**YOUR TASK:**
The entries below contain pictures. Retype everything except those pictures, exactly as given.

**SUPPLIED INFORMATION:**
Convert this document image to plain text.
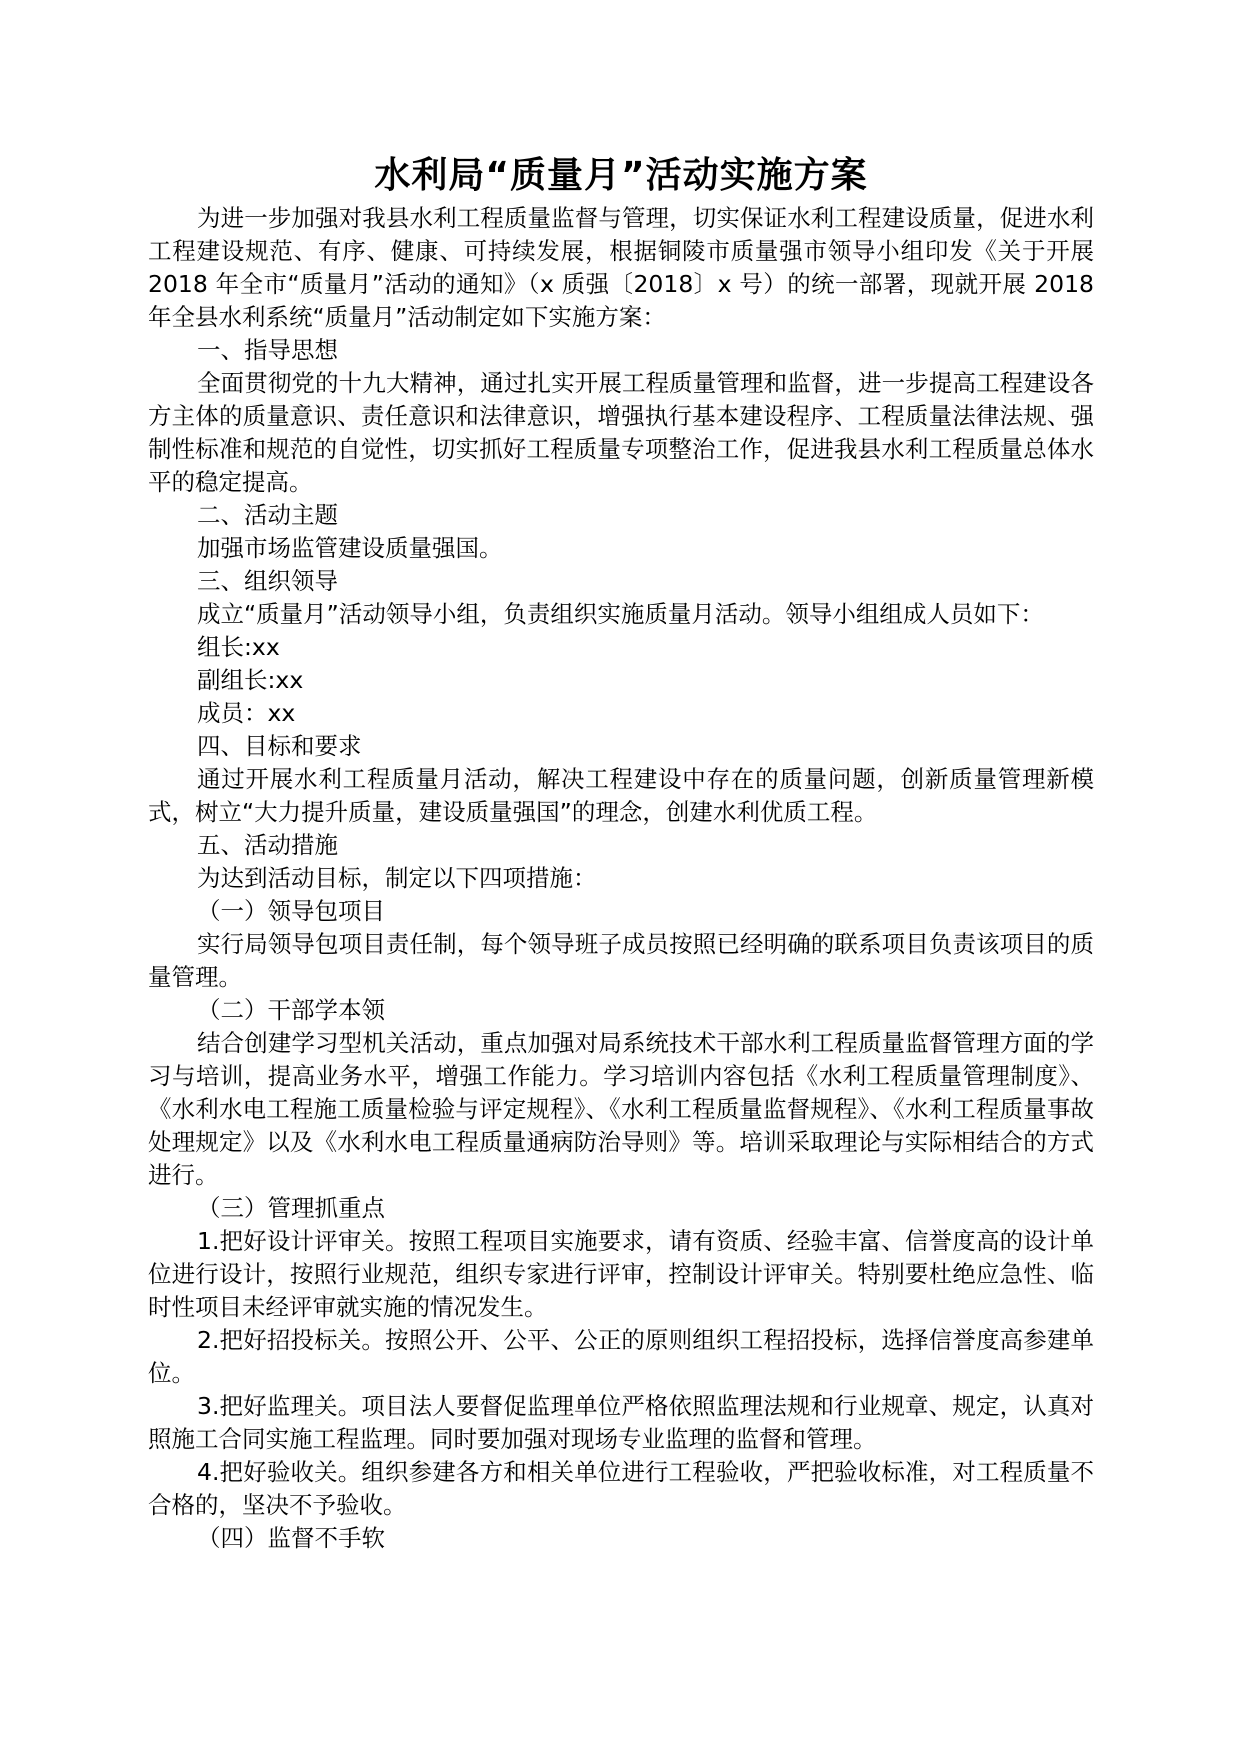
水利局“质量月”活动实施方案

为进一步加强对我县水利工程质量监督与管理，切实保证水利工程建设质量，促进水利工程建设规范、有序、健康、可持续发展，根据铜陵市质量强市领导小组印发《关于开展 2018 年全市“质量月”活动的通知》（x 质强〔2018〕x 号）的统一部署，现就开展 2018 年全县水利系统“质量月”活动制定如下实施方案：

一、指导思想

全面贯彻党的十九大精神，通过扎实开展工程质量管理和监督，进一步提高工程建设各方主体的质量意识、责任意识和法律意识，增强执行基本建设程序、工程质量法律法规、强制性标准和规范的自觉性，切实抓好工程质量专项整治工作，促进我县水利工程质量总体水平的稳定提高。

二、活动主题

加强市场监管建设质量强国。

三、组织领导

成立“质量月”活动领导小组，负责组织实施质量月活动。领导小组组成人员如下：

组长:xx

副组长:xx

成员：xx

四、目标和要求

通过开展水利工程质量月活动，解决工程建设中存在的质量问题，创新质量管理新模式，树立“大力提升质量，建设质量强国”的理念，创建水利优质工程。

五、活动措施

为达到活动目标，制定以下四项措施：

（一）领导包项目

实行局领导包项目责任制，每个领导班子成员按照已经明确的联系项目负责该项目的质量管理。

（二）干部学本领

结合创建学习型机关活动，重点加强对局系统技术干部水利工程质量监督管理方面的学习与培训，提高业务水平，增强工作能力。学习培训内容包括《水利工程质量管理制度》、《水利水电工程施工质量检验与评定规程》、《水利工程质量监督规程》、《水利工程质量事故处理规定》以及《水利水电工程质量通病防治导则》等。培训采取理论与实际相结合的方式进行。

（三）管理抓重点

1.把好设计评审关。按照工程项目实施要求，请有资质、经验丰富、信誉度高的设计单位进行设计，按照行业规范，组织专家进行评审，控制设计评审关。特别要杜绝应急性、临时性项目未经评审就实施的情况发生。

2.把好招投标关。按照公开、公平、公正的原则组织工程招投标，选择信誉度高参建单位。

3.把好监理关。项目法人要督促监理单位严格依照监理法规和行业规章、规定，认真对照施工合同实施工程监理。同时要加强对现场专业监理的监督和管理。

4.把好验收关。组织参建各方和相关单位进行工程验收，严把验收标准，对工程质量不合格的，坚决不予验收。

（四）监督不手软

**RESULT OF THE EXERCISE:**
Convert this document image to plain text.
水利局“质量月”活动实施方案

为进一步加强对我县水利工程质量监督与管理，切实保证水利工程建设质量，促进水利工程建设规范、有序、健康、可持续发展，根据铜陵市质量强市领导小组印发《关于开展 2018 年全市“质量月”活动的通知》（x 质强〔2018〕x 号）的统一部署，现就开展 2018 年全县水利系统“质量月”活动制定如下实施方案：

一、指导思想

全面贯彻党的十九大精神，通过扎实开展工程质量管理和监督，进一步提高工程建设各方主体的质量意识、责任意识和法律意识，增强执行基本建设程序、工程质量法律法规、强制性标准和规范的自觉性，切实抓好工程质量专项整治工作，促进我县水利工程质量总体水平的稳定提高。

二、活动主题

加强市场监管建设质量强国。

三、组织领导

成立“质量月”活动领导小组，负责组织实施质量月活动。领导小组组成人员如下：

组长:xx

副组长:xx

成员：xx

四、目标和要求

通过开展水利工程质量月活动，解决工程建设中存在的质量问题，创新质量管理新模式，树立“大力提升质量，建设质量强国”的理念，创建水利优质工程。

五、活动措施

为达到活动目标，制定以下四项措施：

（一）领导包项目

实行局领导包项目责任制，每个领导班子成员按照已经明确的联系项目负责该项目的质量管理。

（二）干部学本领

结合创建学习型机关活动，重点加强对局系统技术干部水利工程质量监督管理方面的学习与培训，提高业务水平，增强工作能力。学习培训内容包括《水利工程质量管理制度》、《水利水电工程施工质量检验与评定规程》、《水利工程质量监督规程》、《水利工程质量事故处理规定》以及《水利水电工程质量通病防治导则》等。培训采取理论与实际相结合的方式进行。

（三）管理抓重点

1.把好设计评审关。按照工程项目实施要求，请有资质、经验丰富、信誉度高的设计单位进行设计，按照行业规范，组织专家进行评审，控制设计评审关。特别要杜绝应急性、临时性项目未经评审就实施的情况发生。

2.把好招投标关。按照公开、公平、公正的原则组织工程招投标，选择信誉度高参建单位。

3.把好监理关。项目法人要督促监理单位严格依照监理法规和行业规章、规定，认真对照施工合同实施工程监理。同时要加强对现场专业监理的监督和管理。

4.把好验收关。组织参建各方和相关单位进行工程验收，严把验收标准，对工程质量不合格的，坚决不予验收。

（四）监督不手软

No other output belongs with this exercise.